Request
Retype all of the listing exactly, passing over any picture you find.

# start of Entries provided

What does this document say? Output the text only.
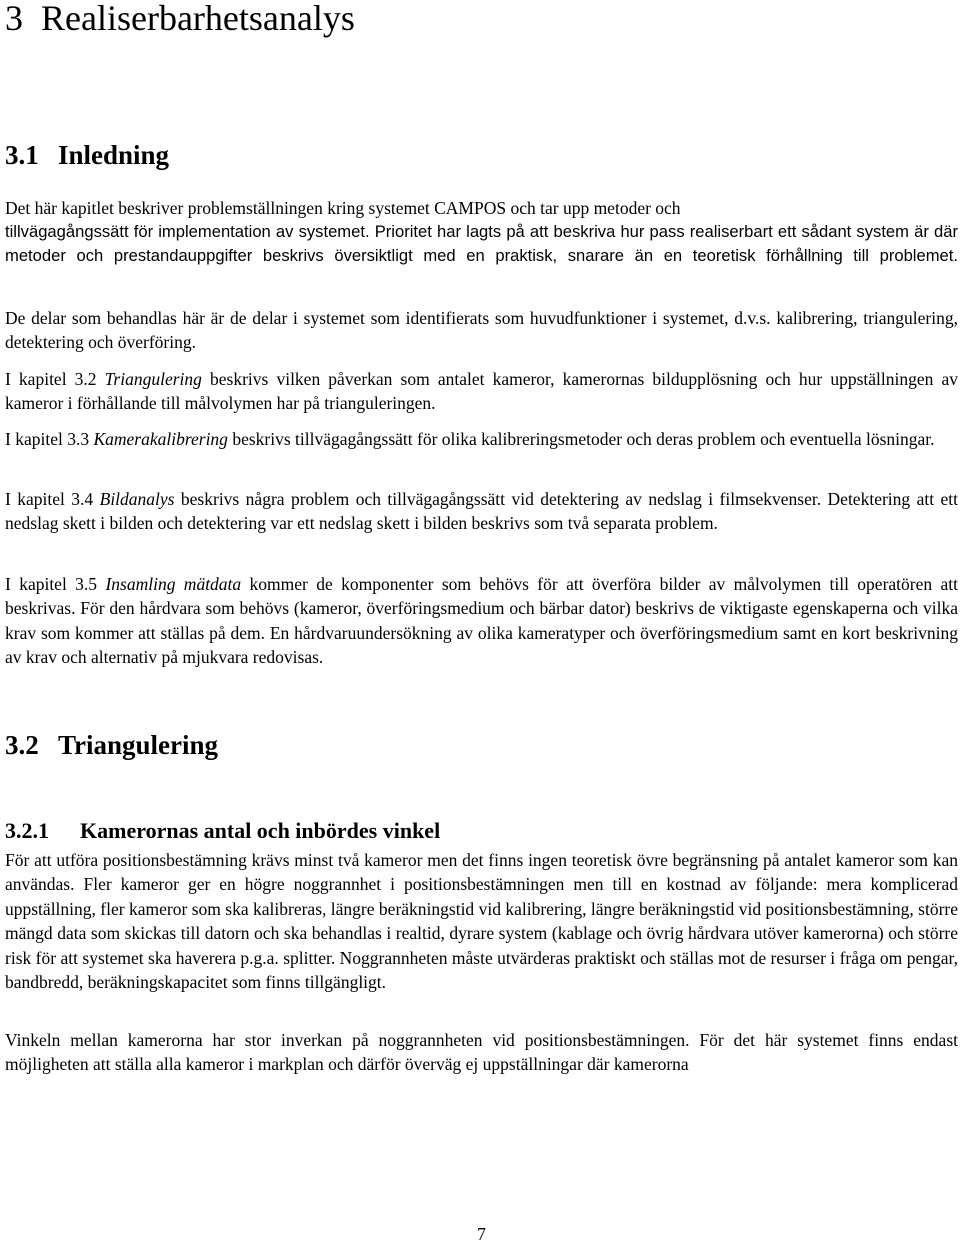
3 Realiserbarhetsanalys
3.1 Inledning

Det här kapitlet beskriver problemställningen kring systemet CAMPOS och tar upp metoder och

tillvägagångssätt för implementation av systemet. Prioritet har lagts på att beskriva hur pass realiserbart ett sådant system är där metoder och prestandauppgifter beskrivs översiktligt med en praktisk, snarare än en teoretisk förhållning till problemet.

De delar som behandlas här är de delar i systemet som identifierats som huvudfunktioner i systemet, d.v.s. kalibrering, triangulering, detektering och överföring.

I kapitel 3.2 Triangulering beskrivs vilken påverkan som antalet kameror, kamerornas bildupplösning och hur uppställningen av kameror i förhållande till målvolymen har på trianguleringen.

I kapitel 3.3 Kamerakalibrering beskrivs tillvägagångssätt för olika kalibreringsmetoder och deras problem och eventuella lösningar.

I kapitel 3.4 Bildanalys beskrivs några problem och tillvägagångssätt vid detektering av nedslag i filmsekvenser. Detektering att ett nedslag skett i bilden och detektering var ett nedslag skett i bilden beskrivs som två separata problem.

I kapitel 3.5 Insamling mätdata kommer de komponenter som behövs för att överföra bilder av målvolymen till operatören att beskrivas. För den hårdvara som behövs (kameror, överföringsmedium och bärbar dator) beskrivs de viktigaste egenskaperna och vilka krav som kommer att ställas på dem. En hårdvaruundersökning av olika kameratyper och överföringsmedium samt en kort beskrivning av krav och alternativ på mjukvara redovisas.

3.2 Triangulering
3.2.1 Kamerornas antal och inbördes vinkel

För att utföra positionsbestämning krävs minst två kameror men det finns ingen teoretisk övre begränsning på antalet kameror som kan användas. Fler kameror ger en högre noggrannhet i positionsbestämningen men till en kostnad av följande: mera komplicerad uppställning, fler kameror som ska kalibreras, längre beräkningstid vid kalibrering, längre beräkningstid vid positionsbestämning, större mängd data som skickas till datorn och ska behandlas i realtid, dyrare system (kablage och övrig hårdvara utöver kamerorna) och större risk för att systemet ska haverera p.g.a. splitter. Noggrannheten måste utvärderas praktiskt och ställas mot de resurser i fråga om pengar, bandbredd, beräkningskapacitet som finns tillgängligt.

Vinkeln mellan kamerorna har stor inverkan på noggrannheten vid positionsbestämningen. För det här systemet finns endast möjligheten att ställa alla kameror i markplan och därför överväg ej uppställningar där kamerorna

7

# end of Entries provided

Task result
What does this document say? Output the text only.
3 Realiserbarhetsanalys
3.1 Inledning

Det här kapitlet beskriver problemställningen kring systemet CAMPOS och tar upp metoder och

tillvägagångssätt för implementation av systemet. Prioritet har lagts på att beskriva hur pass realiserbart ett sådant system är där metoder och prestandauppgifter beskrivs översiktligt med en praktisk, snarare än en teoretisk förhållning till problemet.

De delar som behandlas här är de delar i systemet som identifierats som huvudfunktioner i systemet, d.v.s. kalibrering, triangulering, detektering och överföring.

I kapitel 3.2 Triangulering beskrivs vilken påverkan som antalet kameror, kamerornas bildupplösning och hur uppställningen av kameror i förhållande till målvolymen har på trianguleringen.

I kapitel 3.3 Kamerakalibrering beskrivs tillvägagångssätt för olika kalibreringsmetoder och deras problem och eventuella lösningar.

I kapitel 3.4 Bildanalys beskrivs några problem och tillvägagångssätt vid detektering av nedslag i filmsekvenser. Detektering att ett nedslag skett i bilden och detektering var ett nedslag skett i bilden beskrivs som två separata problem.

I kapitel 3.5 Insamling mätdata kommer de komponenter som behövs för att överföra bilder av målvolymen till operatören att beskrivas. För den hårdvara som behövs (kameror, överföringsmedium och bärbar dator) beskrivs de viktigaste egenskaperna och vilka krav som kommer att ställas på dem. En hårdvaruundersökning av olika kameratyper och överföringsmedium samt en kort beskrivning av krav och alternativ på mjukvara redovisas.

3.2 Triangulering
3.2.1 Kamerornas antal och inbördes vinkel

För att utföra positionsbestämning krävs minst två kameror men det finns ingen teoretisk övre begränsning på antalet kameror som kan användas. Fler kameror ger en högre noggrannhet i positionsbestämningen men till en kostnad av följande: mera komplicerad uppställning, fler kameror som ska kalibreras, längre beräkningstid vid kalibrering, längre beräkningstid vid positionsbestämning, större mängd data som skickas till datorn och ska behandlas i realtid, dyrare system (kablage och övrig hårdvara utöver kamerorna) och större risk för att systemet ska haverera p.g.a. splitter. Noggrannheten måste utvärderas praktiskt och ställas mot de resurser i fråga om pengar, bandbredd, beräkningskapacitet som finns tillgängligt.

Vinkeln mellan kamerorna har stor inverkan på noggrannheten vid positionsbestämningen. För det här systemet finns endast möjligheten att ställa alla kameror i markplan och därför överväg ej uppställningar där kamerorna

7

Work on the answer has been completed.